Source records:
++++++++++

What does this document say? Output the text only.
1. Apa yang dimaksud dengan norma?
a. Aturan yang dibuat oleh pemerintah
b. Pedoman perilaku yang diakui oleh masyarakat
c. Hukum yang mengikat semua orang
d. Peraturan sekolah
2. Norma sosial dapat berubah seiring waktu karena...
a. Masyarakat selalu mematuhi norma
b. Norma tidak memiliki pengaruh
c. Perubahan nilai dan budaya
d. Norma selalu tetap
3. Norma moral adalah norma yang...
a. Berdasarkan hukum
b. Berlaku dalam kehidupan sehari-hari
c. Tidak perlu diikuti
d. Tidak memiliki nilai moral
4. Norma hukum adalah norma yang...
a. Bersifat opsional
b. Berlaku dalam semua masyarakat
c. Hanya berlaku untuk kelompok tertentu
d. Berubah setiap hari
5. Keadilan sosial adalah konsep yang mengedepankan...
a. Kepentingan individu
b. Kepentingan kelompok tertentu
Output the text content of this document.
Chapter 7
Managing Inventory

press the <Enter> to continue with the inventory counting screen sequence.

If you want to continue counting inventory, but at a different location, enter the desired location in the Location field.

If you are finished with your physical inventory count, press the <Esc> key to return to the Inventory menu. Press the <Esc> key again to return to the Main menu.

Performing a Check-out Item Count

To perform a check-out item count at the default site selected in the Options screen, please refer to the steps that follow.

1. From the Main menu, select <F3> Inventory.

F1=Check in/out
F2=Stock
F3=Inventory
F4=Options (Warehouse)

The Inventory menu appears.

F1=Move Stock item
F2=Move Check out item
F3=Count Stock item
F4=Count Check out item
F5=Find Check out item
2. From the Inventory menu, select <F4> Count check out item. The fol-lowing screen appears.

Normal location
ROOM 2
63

++++++++++

DESCRIPTION OF THE TASK:
Could you transcribe the records in full, exactly?

RESULT OF THE TASK:
What does this document say? Output the text only.
1. Apa yang dimaksud dengan norma?
a. Aturan yang dibuat oleh pemerintah
b. Pedoman perilaku yang diakui oleh masyarakat
c. Hukum yang mengikat semua orang
d. Peraturan sekolah
2. Norma sosial dapat berubah seiring waktu karena...
a. Masyarakat selalu mematuhi norma
b. Norma tidak memiliki pengaruh
c. Perubahan nilai dan budaya
d. Norma selalu tetap
3. Norma moral adalah norma yang...
a. Berdasarkan hukum
b. Berlaku dalam kehidupan sehari-hari
c. Tidak perlu diikuti
d. Tidak memiliki nilai moral
4. Norma hukum adalah norma yang...
a. Bersifat opsional
b. Berlaku dalam semua masyarakat
c. Hanya berlaku untuk kelompok tertentu
d. Berubah setiap hari
5. Keadilan sosial adalah konsep yang mengedepankan...
a. Kepentingan individu
b. Kepentingan kelompok tertentu
Output the text content of this document.
Chapter 7
Managing Inventory

press the <Enter> to continue with the inventory counting screen sequence.

If you want to continue counting inventory, but at a different location, enter the desired location in the Location field.

If you are finished with your physical inventory count, press the <Esc> key to return to the Inventory menu. Press the <Esc> key again to return to the Main menu.

Performing a Check-out Item Count

To perform a check-out item count at the default site selected in the Options screen, please refer to the steps that follow.

1. From the Main menu, select <F3> Inventory.

F1=Check in/out
F2=Stock
F3=Inventory
F4=Options (Warehouse)

The Inventory menu appears.

F1=Move Stock item
F2=Move Check out item
F3=Count Stock item
F4=Count Check out item
F5=Find Check out item
2. From the Inventory menu, select <F4> Count check out item. The fol-lowing screen appears.

Normal location
ROOM 2
63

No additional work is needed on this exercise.